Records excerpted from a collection
-- BEGIN --

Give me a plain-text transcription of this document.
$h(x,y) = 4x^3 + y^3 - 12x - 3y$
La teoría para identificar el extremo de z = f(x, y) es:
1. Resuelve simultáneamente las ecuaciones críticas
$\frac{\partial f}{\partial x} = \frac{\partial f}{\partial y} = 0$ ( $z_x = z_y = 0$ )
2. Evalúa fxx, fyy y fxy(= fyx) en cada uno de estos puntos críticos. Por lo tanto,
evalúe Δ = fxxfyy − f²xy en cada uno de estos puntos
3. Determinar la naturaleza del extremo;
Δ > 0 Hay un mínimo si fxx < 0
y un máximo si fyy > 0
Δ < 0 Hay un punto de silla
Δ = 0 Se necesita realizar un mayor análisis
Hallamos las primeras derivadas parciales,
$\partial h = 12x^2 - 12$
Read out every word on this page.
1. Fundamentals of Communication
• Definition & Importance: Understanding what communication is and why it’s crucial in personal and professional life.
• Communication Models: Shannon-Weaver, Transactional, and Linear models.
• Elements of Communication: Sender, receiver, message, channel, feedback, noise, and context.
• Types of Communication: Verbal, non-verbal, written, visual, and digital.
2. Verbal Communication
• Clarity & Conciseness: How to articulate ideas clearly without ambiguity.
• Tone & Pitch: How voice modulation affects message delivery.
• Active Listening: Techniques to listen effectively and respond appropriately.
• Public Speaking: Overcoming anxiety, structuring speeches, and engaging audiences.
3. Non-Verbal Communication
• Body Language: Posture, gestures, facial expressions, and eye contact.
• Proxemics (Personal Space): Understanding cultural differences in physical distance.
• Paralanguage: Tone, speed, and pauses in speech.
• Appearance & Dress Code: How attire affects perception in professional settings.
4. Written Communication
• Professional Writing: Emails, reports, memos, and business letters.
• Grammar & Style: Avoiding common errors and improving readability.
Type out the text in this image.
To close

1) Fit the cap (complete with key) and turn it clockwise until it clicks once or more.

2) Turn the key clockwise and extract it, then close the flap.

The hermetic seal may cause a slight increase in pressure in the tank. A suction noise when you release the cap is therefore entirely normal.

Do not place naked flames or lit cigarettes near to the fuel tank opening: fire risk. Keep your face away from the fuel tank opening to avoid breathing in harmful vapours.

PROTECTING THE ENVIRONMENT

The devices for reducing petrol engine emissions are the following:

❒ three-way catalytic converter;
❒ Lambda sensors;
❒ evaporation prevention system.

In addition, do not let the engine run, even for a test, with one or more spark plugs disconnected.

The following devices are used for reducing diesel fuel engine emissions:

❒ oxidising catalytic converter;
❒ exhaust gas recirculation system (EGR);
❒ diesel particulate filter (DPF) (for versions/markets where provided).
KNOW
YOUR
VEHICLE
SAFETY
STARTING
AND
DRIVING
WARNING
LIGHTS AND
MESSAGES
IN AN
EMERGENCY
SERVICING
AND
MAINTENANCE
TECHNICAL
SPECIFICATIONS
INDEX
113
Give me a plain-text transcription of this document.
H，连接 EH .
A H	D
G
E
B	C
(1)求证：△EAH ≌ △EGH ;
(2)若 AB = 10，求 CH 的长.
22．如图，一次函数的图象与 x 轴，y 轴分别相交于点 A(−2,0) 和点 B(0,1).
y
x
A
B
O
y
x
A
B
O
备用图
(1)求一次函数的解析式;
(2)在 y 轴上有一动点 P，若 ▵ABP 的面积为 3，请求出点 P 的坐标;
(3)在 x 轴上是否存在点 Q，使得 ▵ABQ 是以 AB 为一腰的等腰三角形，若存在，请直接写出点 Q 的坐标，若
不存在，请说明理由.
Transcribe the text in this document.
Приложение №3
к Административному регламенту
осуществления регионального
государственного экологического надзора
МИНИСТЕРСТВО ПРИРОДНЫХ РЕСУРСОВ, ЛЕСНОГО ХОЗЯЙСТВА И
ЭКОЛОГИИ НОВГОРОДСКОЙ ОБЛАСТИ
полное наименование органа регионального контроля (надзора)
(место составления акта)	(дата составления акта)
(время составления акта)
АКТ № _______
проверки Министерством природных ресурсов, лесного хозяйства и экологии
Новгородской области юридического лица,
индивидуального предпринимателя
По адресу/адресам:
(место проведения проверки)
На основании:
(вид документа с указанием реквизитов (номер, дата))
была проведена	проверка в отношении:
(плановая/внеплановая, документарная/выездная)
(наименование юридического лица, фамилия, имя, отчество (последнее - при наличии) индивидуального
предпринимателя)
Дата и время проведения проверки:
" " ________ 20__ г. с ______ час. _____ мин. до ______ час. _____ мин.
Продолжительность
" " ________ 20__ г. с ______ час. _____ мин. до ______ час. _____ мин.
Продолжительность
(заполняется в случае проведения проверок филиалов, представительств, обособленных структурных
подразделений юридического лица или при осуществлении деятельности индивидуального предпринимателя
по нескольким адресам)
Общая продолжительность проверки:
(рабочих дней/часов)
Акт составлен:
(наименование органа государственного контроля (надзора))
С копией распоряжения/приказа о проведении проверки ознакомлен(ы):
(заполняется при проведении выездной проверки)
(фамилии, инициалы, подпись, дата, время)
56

-- END --

* **What the task asks**:
Identify the lines in the entries that hold "system" and return each one.

* **Complete response**:
❒ evaporation prevention system.
❒ exhaust gas recirculation system (EGR);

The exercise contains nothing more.